▶ _What the exercise asks_
Say how many lines in the records contain the string "scatterBlue". Nothing but the number should be given.

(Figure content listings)
= = = =

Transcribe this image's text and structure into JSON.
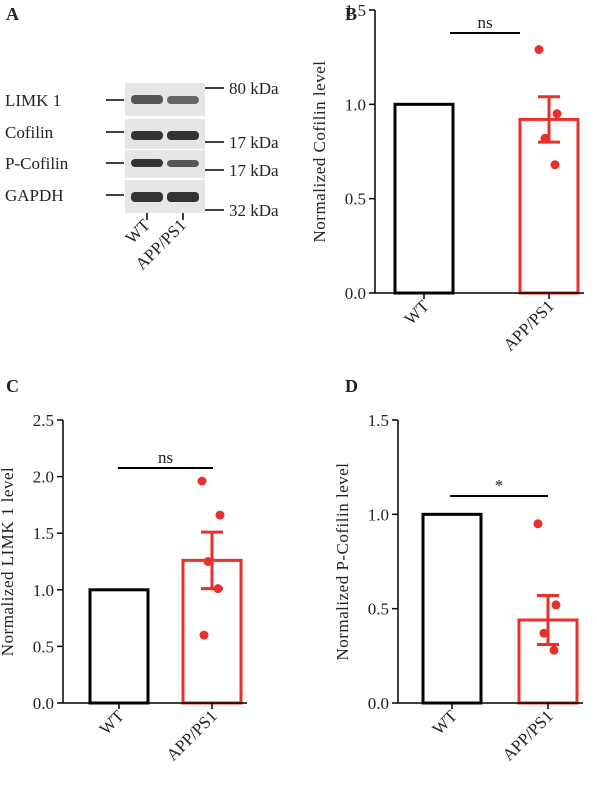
{
  "blot_panel": {
    "panel_label": "A",
    "proteins": [
      "LIMK 1",
      "Cofilin",
      "P-Cofilin",
      "GAPDH"
    ],
    "sizes": [
      "80 kDa",
      "17 kDa",
      "17 kDa",
      "32 kDa"
    ],
    "lanes": [
      "WT",
      "APP/PS1"
    ]
  },
  "chart_data": [
    {
      "type": "bar",
      "panel_label": "B",
      "ylabel": "Normalized Cofilin level",
      "categories": [
        "WT",
        "APP/PS1"
      ],
      "values": [
        1.0,
        0.92
      ],
      "errors": [
        null,
        0.12
      ],
      "colors": [
        "#000000",
        "#e8312a"
      ],
      "points": [
        1.29,
        0.95,
        0.82,
        0.68
      ],
      "significance": "ns",
      "ylim": [
        0,
        1.5
      ],
      "yticks": [
        {
          "value": 0,
          "label": "0.0"
        },
        {
          "value": 0.5,
          "label": "0.5"
        },
        {
          "value": 1,
          "label": "1.0"
        },
        {
          "value": 1.5,
          "label": "1.5"
        }
      ]
    },
    {
      "type": "bar",
      "panel_label": "C",
      "ylabel": "Normalized LIMK 1 level",
      "categories": [
        "WT",
        "APP/PS1"
      ],
      "values": [
        1.0,
        1.26
      ],
      "errors": [
        null,
        0.25
      ],
      "colors": [
        "#000000",
        "#e8312a"
      ],
      "points": [
        1.96,
        1.66,
        1.25,
        1.01,
        0.6
      ],
      "significance": "ns",
      "ylim": [
        0,
        2.5
      ],
      "yticks": [
        {
          "value": 0,
          "label": "0.0"
        },
        {
          "value": 0.5,
          "label": "0.5"
        },
        {
          "value": 1,
          "label": "1.0"
        },
        {
          "value": 1.5,
          "label": "1.5"
        },
        {
          "value": 2,
          "label": "2.0"
        },
        {
          "value": 2.5,
          "label": "2.5"
        }
      ]
    },
    {
      "type": "bar",
      "panel_label": "D",
      "ylabel": "Normalized P-Cofilin level",
      "categories": [
        "WT",
        "APP/PS1"
      ],
      "values": [
        1.0,
        0.44
      ],
      "errors": [
        null,
        0.13
      ],
      "colors": [
        "#000000",
        "#e8312a"
      ],
      "points": [
        0.95,
        0.52,
        0.37,
        0.28
      ],
      "significance": "*",
      "ylim": [
        0,
        1.5
      ],
      "yticks": [
        {
          "value": 0,
          "label": "0.0"
        },
        {
          "value": 0.5,
          "label": "0.5"
        },
        {
          "value": 1,
          "label": "1.0"
        },
        {
          "value": 1.5,
          "label": "1.5"
        }
      ]
    }
  ]
}
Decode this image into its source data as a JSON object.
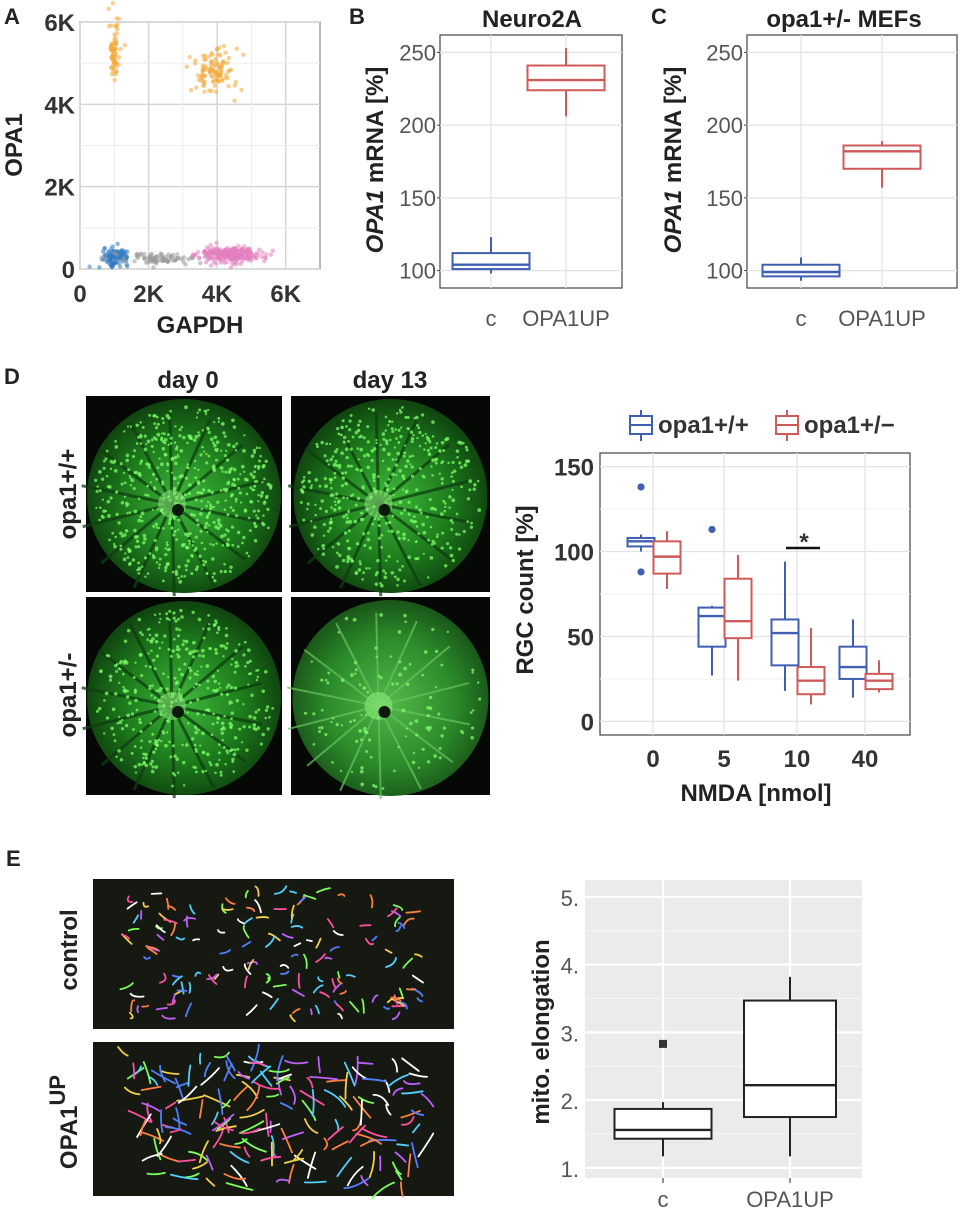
{
  "panels": {
    "A": "A",
    "B": "B",
    "C": "C",
    "D": "D",
    "E": "E"
  },
  "colors": {
    "blue": "#3f5fb0",
    "red": "#cf5a5a",
    "orange": "#f2a93b",
    "pink": "#e37fc0",
    "gray": "#9a9a9a",
    "scatterBlue": "#2f7bc4",
    "retina": "#1f7a1f",
    "greenDot": "#7dff6a"
  },
  "images": {
    "day0": "day 0",
    "day13": "day 13",
    "row1": "opa1+/+",
    "row2": "opa1+/-",
    "control": "control",
    "opa1up_main": "OPA1",
    "opa1up_sup": "UP"
  },
  "chart_data": [
    {
      "id": "A",
      "type": "scatter",
      "xlabel": "GAPDH",
      "ylabel": "OPA1",
      "xlim": [
        0,
        7000
      ],
      "ylim": [
        0,
        6000
      ],
      "xticks": [
        "0",
        "2K",
        "4K",
        "6K"
      ],
      "xtickValues": [
        0,
        2000,
        4000,
        6000
      ],
      "yticks": [
        "0",
        "2K",
        "4K",
        "6K"
      ],
      "ytickValues": [
        0,
        2000,
        4000,
        6000
      ],
      "grid": true,
      "clusters": [
        {
          "color": "orange",
          "cx": 1000,
          "cy": 5300,
          "sx": 80,
          "sy": 350,
          "n": 70
        },
        {
          "color": "orange",
          "cx": 3900,
          "cy": 4800,
          "sx": 350,
          "sy": 300,
          "n": 110
        },
        {
          "color": "scatterBlue",
          "cx": 1050,
          "cy": 300,
          "sx": 180,
          "sy": 100,
          "n": 120
        },
        {
          "color": "gray",
          "cx": 2300,
          "cy": 250,
          "sx": 700,
          "sy": 60,
          "n": 90
        },
        {
          "color": "pink",
          "cx": 4400,
          "cy": 350,
          "sx": 450,
          "sy": 100,
          "n": 260
        }
      ]
    },
    {
      "id": "B",
      "type": "box",
      "title": "Neuro2A",
      "ylabel_italic": "OPA1",
      "ylabel_rest": " mRNA [%]",
      "categories": [
        "c",
        "OPA1UP"
      ],
      "ylim": [
        88,
        262
      ],
      "yticks": [
        100,
        150,
        200,
        250
      ],
      "boxes": [
        {
          "cat": "c",
          "color": "blue",
          "min": 98,
          "q1": 101,
          "median": 104,
          "q3": 112,
          "max": 123
        },
        {
          "cat": "OPA1UP",
          "color": "red",
          "min": 206,
          "q1": 224,
          "median": 231,
          "q3": 241,
          "max": 253
        }
      ]
    },
    {
      "id": "C",
      "type": "box",
      "title": "opa1+/- MEFs",
      "ylabel_italic": "OPA1",
      "ylabel_rest": " mRNA [%]",
      "categories": [
        "c",
        "OPA1UP"
      ],
      "ylim": [
        88,
        262
      ],
      "yticks": [
        100,
        150,
        200,
        250
      ],
      "boxes": [
        {
          "cat": "c",
          "color": "blue",
          "min": 93,
          "q1": 96,
          "median": 99,
          "q3": 104,
          "max": 109
        },
        {
          "cat": "OPA1UP",
          "color": "red",
          "min": 157,
          "q1": 170,
          "median": 182,
          "q3": 186,
          "max": 189
        }
      ]
    },
    {
      "id": "D",
      "type": "box",
      "xlabel": "NMDA [nmol]",
      "ylabel": "RGC count [%]",
      "categories": [
        "0",
        "5",
        "10",
        "40"
      ],
      "ylim": [
        -8,
        158
      ],
      "yticks": [
        0,
        50,
        100,
        150
      ],
      "legend": [
        "opa1+/+",
        "opa1+/−"
      ],
      "legendPosition": "top",
      "significance": {
        "cat": "10",
        "label": "*"
      },
      "groups": [
        {
          "cat": "0",
          "boxes": [
            {
              "series": 0,
              "color": "blue",
              "min": 100,
              "q1": 103,
              "median": 106,
              "q3": 108,
              "max": 110,
              "outliers": [
                138,
                88
              ]
            },
            {
              "series": 1,
              "color": "red",
              "min": 78,
              "q1": 87,
              "median": 97,
              "q3": 106,
              "max": 112,
              "outliers": []
            }
          ]
        },
        {
          "cat": "5",
          "boxes": [
            {
              "series": 0,
              "color": "blue",
              "min": 27,
              "q1": 44,
              "median": 62,
              "q3": 67,
              "max": 68,
              "outliers": [
                113
              ]
            },
            {
              "series": 1,
              "color": "red",
              "min": 24,
              "q1": 49,
              "median": 59,
              "q3": 84,
              "max": 98,
              "outliers": []
            }
          ]
        },
        {
          "cat": "10",
          "boxes": [
            {
              "series": 0,
              "color": "blue",
              "min": 18,
              "q1": 33,
              "median": 52,
              "q3": 60,
              "max": 94,
              "outliers": []
            },
            {
              "series": 1,
              "color": "red",
              "min": 10,
              "q1": 16,
              "median": 24,
              "q3": 32,
              "max": 55,
              "outliers": []
            }
          ]
        },
        {
          "cat": "40",
          "boxes": [
            {
              "series": 0,
              "color": "blue",
              "min": 14,
              "q1": 25,
              "median": 32,
              "q3": 44,
              "max": 60,
              "outliers": []
            },
            {
              "series": 1,
              "color": "red",
              "min": 17,
              "q1": 19,
              "median": 24,
              "q3": 28,
              "max": 36,
              "outliers": []
            }
          ]
        }
      ]
    },
    {
      "id": "E",
      "type": "box",
      "ylabel": "mito. elongation",
      "categories": [
        "c",
        "OPA1UP"
      ],
      "ylim": [
        0.85,
        5.25
      ],
      "yticks": [
        "1.",
        "2.",
        "3.",
        "4.",
        "5."
      ],
      "ytickValues": [
        1,
        2,
        3,
        4,
        5
      ],
      "background": "#ebebeb",
      "boxes": [
        {
          "cat": "c",
          "min": 1.17,
          "q1": 1.43,
          "median": 1.56,
          "q3": 1.87,
          "max": 1.97,
          "outliers": [
            2.83
          ]
        },
        {
          "cat": "OPA1UP",
          "min": 1.17,
          "q1": 1.75,
          "median": 2.22,
          "q3": 3.47,
          "max": 3.82,
          "outliers": []
        }
      ]
    }
  ]
}
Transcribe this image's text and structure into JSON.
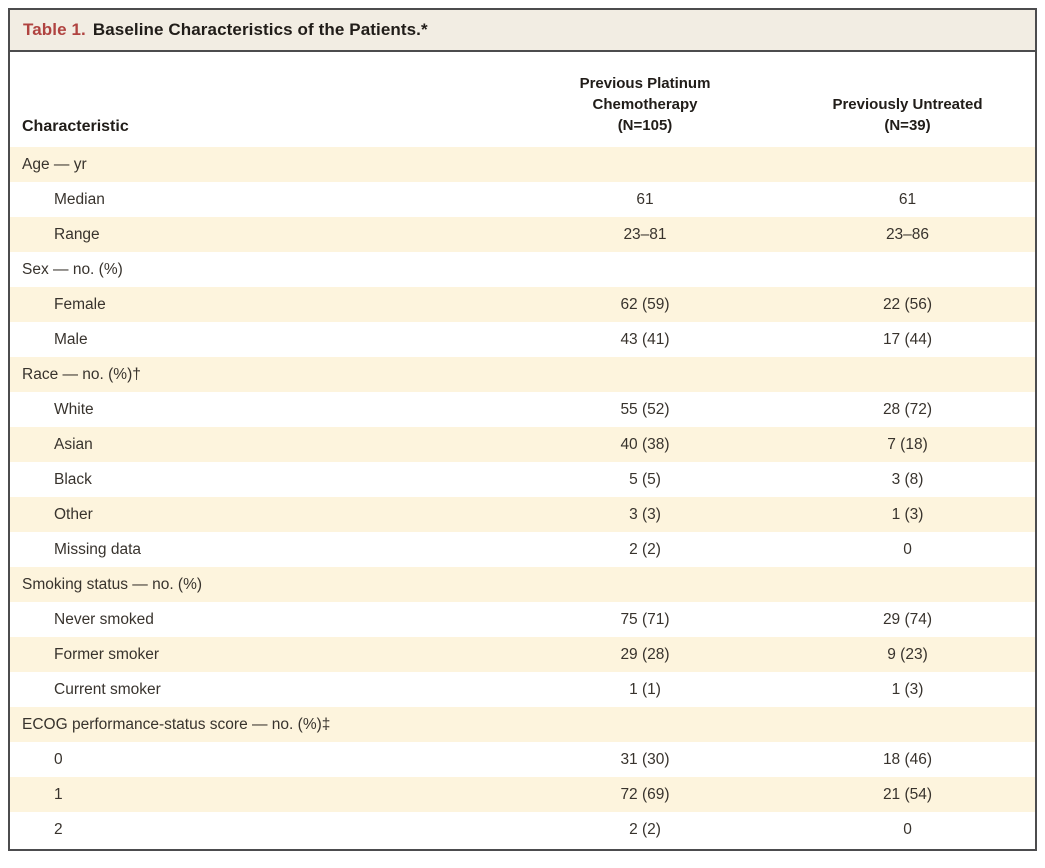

= = = =

▶ _Answer space_
2